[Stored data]
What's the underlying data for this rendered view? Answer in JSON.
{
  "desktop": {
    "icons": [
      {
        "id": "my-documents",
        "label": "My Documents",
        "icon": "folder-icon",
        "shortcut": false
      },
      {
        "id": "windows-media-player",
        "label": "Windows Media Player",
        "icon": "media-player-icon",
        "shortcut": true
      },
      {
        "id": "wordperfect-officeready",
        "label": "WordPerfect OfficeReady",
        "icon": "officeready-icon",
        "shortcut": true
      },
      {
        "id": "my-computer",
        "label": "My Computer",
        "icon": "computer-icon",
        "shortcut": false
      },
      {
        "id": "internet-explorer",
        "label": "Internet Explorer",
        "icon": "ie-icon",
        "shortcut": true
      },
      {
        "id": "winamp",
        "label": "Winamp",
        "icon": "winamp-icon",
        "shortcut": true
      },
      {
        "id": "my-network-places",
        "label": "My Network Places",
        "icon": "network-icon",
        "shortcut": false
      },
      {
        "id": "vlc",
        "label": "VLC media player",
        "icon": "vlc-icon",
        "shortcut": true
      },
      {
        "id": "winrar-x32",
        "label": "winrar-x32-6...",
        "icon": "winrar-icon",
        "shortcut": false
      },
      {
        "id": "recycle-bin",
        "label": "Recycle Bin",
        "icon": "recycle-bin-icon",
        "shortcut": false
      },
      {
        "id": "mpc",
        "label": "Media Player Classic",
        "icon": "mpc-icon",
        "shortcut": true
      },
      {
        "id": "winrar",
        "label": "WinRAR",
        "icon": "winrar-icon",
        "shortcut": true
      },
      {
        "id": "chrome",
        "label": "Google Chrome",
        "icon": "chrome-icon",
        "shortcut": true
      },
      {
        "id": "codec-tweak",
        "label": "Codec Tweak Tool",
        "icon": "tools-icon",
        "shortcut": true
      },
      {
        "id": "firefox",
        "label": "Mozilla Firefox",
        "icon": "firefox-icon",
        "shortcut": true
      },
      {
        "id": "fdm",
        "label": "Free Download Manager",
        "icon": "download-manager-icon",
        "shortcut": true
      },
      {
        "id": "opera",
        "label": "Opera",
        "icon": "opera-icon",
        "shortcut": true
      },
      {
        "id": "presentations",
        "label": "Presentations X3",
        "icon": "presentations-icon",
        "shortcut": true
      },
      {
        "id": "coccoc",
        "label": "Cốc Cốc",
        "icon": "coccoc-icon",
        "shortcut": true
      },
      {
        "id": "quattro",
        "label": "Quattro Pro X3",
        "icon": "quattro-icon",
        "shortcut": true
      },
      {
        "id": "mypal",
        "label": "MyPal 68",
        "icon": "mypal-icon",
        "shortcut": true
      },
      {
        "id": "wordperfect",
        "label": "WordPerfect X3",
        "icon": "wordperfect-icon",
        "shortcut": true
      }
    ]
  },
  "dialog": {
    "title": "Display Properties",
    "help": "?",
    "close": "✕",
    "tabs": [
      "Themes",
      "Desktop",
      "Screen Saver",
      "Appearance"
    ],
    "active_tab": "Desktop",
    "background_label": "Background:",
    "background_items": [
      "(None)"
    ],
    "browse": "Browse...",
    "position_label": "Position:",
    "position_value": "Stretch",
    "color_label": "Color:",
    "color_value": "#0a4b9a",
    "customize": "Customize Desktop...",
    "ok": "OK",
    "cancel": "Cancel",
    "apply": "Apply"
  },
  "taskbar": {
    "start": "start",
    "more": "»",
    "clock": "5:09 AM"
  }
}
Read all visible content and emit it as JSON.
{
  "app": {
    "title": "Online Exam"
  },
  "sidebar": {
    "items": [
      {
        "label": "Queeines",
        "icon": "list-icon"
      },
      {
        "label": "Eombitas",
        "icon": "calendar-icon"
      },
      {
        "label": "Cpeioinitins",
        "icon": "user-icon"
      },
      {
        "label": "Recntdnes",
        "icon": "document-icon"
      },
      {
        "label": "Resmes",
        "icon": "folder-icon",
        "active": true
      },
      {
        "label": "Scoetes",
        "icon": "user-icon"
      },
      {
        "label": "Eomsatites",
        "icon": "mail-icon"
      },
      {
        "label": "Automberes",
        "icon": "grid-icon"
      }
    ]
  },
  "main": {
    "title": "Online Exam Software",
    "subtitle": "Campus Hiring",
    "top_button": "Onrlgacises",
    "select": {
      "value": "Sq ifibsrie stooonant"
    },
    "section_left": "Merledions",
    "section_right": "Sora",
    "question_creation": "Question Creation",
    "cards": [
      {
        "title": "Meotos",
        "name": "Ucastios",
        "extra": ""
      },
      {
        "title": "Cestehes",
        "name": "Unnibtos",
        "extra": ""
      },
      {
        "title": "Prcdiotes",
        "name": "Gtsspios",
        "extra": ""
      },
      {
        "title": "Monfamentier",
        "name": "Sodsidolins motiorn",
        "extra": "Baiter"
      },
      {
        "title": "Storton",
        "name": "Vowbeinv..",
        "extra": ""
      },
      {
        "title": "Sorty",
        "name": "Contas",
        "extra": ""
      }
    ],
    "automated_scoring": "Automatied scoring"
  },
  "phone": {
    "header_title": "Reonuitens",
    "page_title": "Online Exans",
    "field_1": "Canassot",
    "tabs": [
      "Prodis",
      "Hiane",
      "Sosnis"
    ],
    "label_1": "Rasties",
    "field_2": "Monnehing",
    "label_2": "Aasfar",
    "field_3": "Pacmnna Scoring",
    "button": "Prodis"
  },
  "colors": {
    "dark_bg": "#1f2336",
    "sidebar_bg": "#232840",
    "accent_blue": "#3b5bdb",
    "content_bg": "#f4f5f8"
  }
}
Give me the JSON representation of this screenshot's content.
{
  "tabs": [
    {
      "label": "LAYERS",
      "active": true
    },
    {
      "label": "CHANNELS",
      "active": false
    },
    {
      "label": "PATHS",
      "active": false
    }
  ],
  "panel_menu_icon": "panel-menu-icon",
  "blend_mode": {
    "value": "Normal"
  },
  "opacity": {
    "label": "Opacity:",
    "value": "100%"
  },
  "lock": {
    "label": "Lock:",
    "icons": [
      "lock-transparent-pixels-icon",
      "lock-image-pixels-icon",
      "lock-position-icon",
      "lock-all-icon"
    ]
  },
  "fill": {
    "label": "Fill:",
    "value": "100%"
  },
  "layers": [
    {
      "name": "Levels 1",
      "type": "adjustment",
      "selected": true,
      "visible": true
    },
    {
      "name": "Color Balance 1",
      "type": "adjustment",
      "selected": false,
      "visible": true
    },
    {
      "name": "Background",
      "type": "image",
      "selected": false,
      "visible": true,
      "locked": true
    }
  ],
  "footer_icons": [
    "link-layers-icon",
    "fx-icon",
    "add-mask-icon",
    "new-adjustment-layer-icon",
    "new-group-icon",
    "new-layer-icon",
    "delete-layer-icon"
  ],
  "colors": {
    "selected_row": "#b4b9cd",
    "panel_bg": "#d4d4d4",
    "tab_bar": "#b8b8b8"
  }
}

Instruction
Which lines hold the word "visible"? Return all of them from the records above.

Written answer
Read all visible content and emit it as JSON.
      "visible": true
      "visible": true
      "visible": true,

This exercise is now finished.